#### STATED TASK
Give the data again exactly as written, skipping any pictures.

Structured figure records
* * * * * * *

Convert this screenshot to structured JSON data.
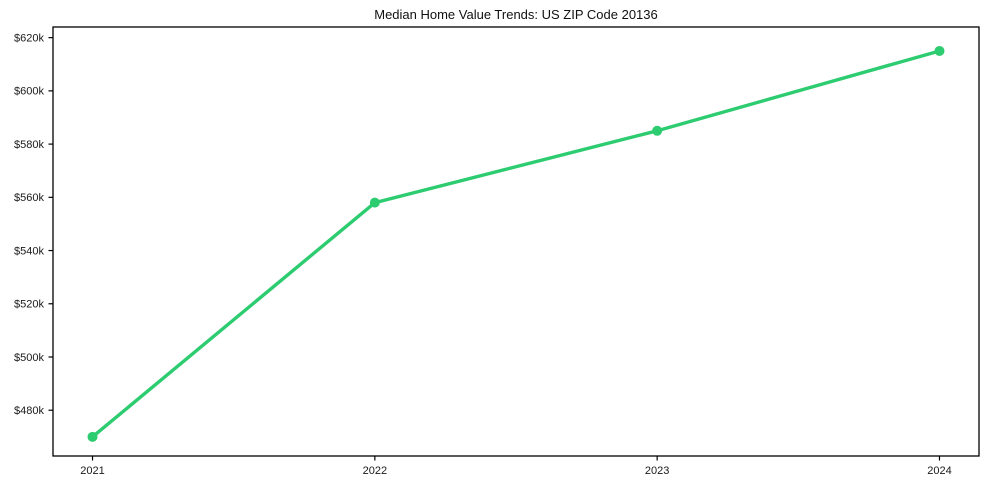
{
  "chart_data": {
    "type": "line",
    "title": "Median Home Value Trends: US ZIP Code 20136",
    "xlabel": "",
    "ylabel": "",
    "x": [
      2021,
      2022,
      2023,
      2024
    ],
    "x_tick_labels": [
      "2021",
      "2022",
      "2023",
      "2024"
    ],
    "values": [
      470000,
      558000,
      585000,
      615000
    ],
    "y_ticks": [
      480000,
      500000,
      520000,
      540000,
      560000,
      580000,
      600000,
      620000
    ],
    "y_tick_labels": [
      "$480k",
      "$500k",
      "$520k",
      "$540k",
      "$560k",
      "$580k",
      "$600k",
      "$620k"
    ],
    "xlim": [
      2020.86,
      2024.14
    ],
    "ylim": [
      462800,
      624000
    ],
    "grid": false,
    "legend": "none",
    "line_color": "#2ecc71",
    "marker": "circle",
    "axis_color": "#000000",
    "tick_label_color": "#1a1a1a"
  }
}
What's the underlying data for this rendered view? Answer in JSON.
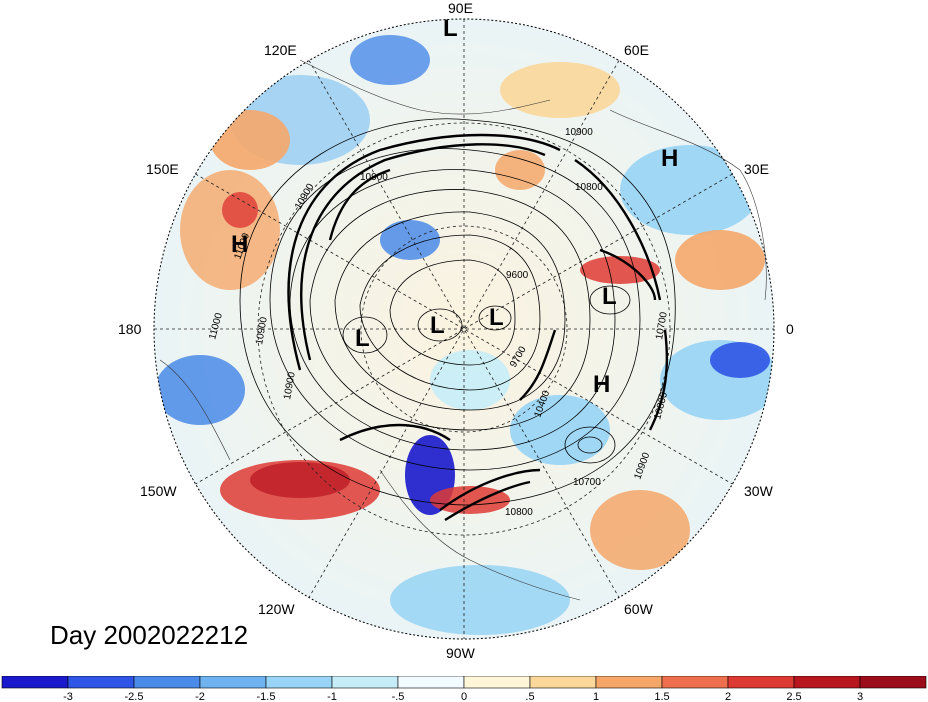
{
  "title": "Day 2002022212",
  "lon_labels": {
    "n": "90E",
    "ne": "60E",
    "ene": "30E",
    "e": "0",
    "ese": "30W",
    "se": "60W",
    "s": "90W",
    "sw": "120W",
    "wsw": "150W",
    "w": "180",
    "wnw": "150E",
    "nw": "120E"
  },
  "pressure_centers": [
    "L",
    "H",
    "H",
    "L",
    "L",
    "L",
    "L",
    "H"
  ],
  "contour_labels": [
    "10900",
    "10900",
    "10800",
    "11000",
    "10900",
    "9600",
    "9700",
    "10400",
    "10800",
    "10700",
    "10900",
    "10700",
    "10800",
    "10900",
    "11000",
    "10900"
  ],
  "colorbar": {
    "ticks": [
      "-3",
      "-2.5",
      "-2",
      "-1.5",
      "-1",
      "-.5",
      "0",
      ".5",
      "1",
      "1.5",
      "2",
      "2.5",
      "3"
    ],
    "colors": [
      "#1a1acc",
      "#2e55e6",
      "#4a8ae8",
      "#6fb2f0",
      "#97d4f5",
      "#c6edf7",
      "#f2fbff",
      "#fff5d8",
      "#fbd79a",
      "#f5a76a",
      "#ee6f4d",
      "#de3a34",
      "#b8161f",
      "#9b0d1a"
    ]
  }
}
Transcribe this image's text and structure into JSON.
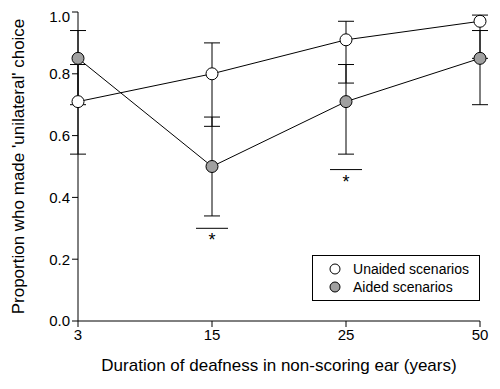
{
  "chart_data": {
    "type": "line",
    "x_label": "Duration of deafness in non-scoring ear (years)",
    "y_label": "Proportion who made 'unilateral' choice",
    "categories": [
      "3",
      "15",
      "25",
      "50"
    ],
    "series": [
      {
        "name": "Unaided scenarios",
        "color": "#ffffff",
        "marker": "circle",
        "values": [
          0.71,
          0.8,
          0.91,
          0.97
        ],
        "lower": [
          0.54,
          0.63,
          0.77,
          0.85
        ],
        "upper": [
          0.83,
          0.9,
          0.97,
          0.99
        ]
      },
      {
        "name": "Aided scenarios",
        "color": "#a0a0a0",
        "marker": "circle",
        "values": [
          0.85,
          0.5,
          0.71,
          0.85
        ],
        "lower": [
          0.7,
          0.34,
          0.54,
          0.7
        ],
        "upper": [
          0.94,
          0.66,
          0.83,
          0.94
        ]
      }
    ],
    "ylim": [
      0,
      1
    ],
    "yticks": [
      {
        "value": 0,
        "label": "0.0"
      },
      0.2,
      0.4,
      0.6,
      0.8,
      {
        "value": 1,
        "label": "1.0"
      }
    ],
    "legend": "lower right",
    "annotations": [
      {
        "x": "15",
        "y": 0.3,
        "text": "*"
      },
      {
        "x": "25",
        "y": 0.49,
        "text": "*"
      }
    ]
  }
}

* * * * * * *

#### ANSWER TO THE EXERCISE
Convert this screenshot to structured JSON data.
{
  "chart_data": {
    "type": "line",
    "title": "Median Home Value Trends: US ZIP Code 20136",
    "xlabel": "",
    "ylabel": "",
    "x": [
      2021,
      2022,
      2023,
      2024
    ],
    "x_tick_labels": [
      "2021",
      "2022",
      "2023",
      "2024"
    ],
    "values": [
      470000,
      558000,
      585000,
      615000
    ],
    "y_ticks": [
      480000,
      500000,
      520000,
      540000,
      560000,
      580000,
      600000,
      620000
    ],
    "y_tick_labels": [
      "$480k",
      "$500k",
      "$520k",
      "$540k",
      "$560k",
      "$580k",
      "$600k",
      "$620k"
    ],
    "xlim": [
      2020.86,
      2024.14
    ],
    "ylim": [
      462800,
      624000
    ],
    "grid": false,
    "legend": "none",
    "line_color": "#2ecc71",
    "marker": "circle",
    "axis_color": "#000000",
    "tick_label_color": "#1a1a1a"
  }
}
What's the underlying data for this rendered view? Answer in JSON.
{
  "title": "Day 2002022212",
  "lon_labels": {
    "n": "90E",
    "ne": "60E",
    "ene": "30E",
    "e": "0",
    "ese": "30W",
    "se": "60W",
    "s": "90W",
    "sw": "120W",
    "wsw": "150W",
    "w": "180",
    "wnw": "150E",
    "nw": "120E"
  },
  "pressure_centers": [
    "L",
    "H",
    "H",
    "L",
    "L",
    "L",
    "L",
    "H"
  ],
  "contour_labels": [
    "10900",
    "10900",
    "10800",
    "11000",
    "10900",
    "9600",
    "9700",
    "10400",
    "10800",
    "10700",
    "10900",
    "10700",
    "10800",
    "10900",
    "11000",
    "10900"
  ],
  "colorbar": {
    "ticks": [
      "-3",
      "-2.5",
      "-2",
      "-1.5",
      "-1",
      "-.5",
      "0",
      ".5",
      "1",
      "1.5",
      "2",
      "2.5",
      "3"
    ],
    "colors": [
      "#1a1acc",
      "#2e55e6",
      "#4a8ae8",
      "#6fb2f0",
      "#97d4f5",
      "#c6edf7",
      "#f2fbff",
      "#fff5d8",
      "#fbd79a",
      "#f5a76a",
      "#ee6f4d",
      "#de3a34",
      "#b8161f",
      "#9b0d1a"
    ]
  }
}
Transcribe this image's text and structure into JSON.
{
  "chart_data": {
    "type": "line",
    "x_label": "Duration of deafness in non-scoring ear (years)",
    "y_label": "Proportion who made 'unilateral' choice",
    "categories": [
      "3",
      "15",
      "25",
      "50"
    ],
    "series": [
      {
        "name": "Unaided scenarios",
        "color": "#ffffff",
        "marker": "circle",
        "values": [
          0.71,
          0.8,
          0.91,
          0.97
        ],
        "lower": [
          0.54,
          0.63,
          0.77,
          0.85
        ],
        "upper": [
          0.83,
          0.9,
          0.97,
          0.99
        ]
      },
      {
        "name": "Aided scenarios",
        "color": "#a0a0a0",
        "marker": "circle",
        "values": [
          0.85,
          0.5,
          0.71,
          0.85
        ],
        "lower": [
          0.7,
          0.34,
          0.54,
          0.7
        ],
        "upper": [
          0.94,
          0.66,
          0.83,
          0.94
        ]
      }
    ],
    "ylim": [
      0,
      1
    ],
    "yticks": [
      {
        "value": 0,
        "label": "0.0"
      },
      0.2,
      0.4,
      0.6,
      0.8,
      {
        "value": 1,
        "label": "1.0"
      }
    ],
    "legend": "lower right",
    "annotations": [
      {
        "x": "15",
        "y": 0.3,
        "text": "*"
      },
      {
        "x": "25",
        "y": 0.49,
        "text": "*"
      }
    ]
  }
}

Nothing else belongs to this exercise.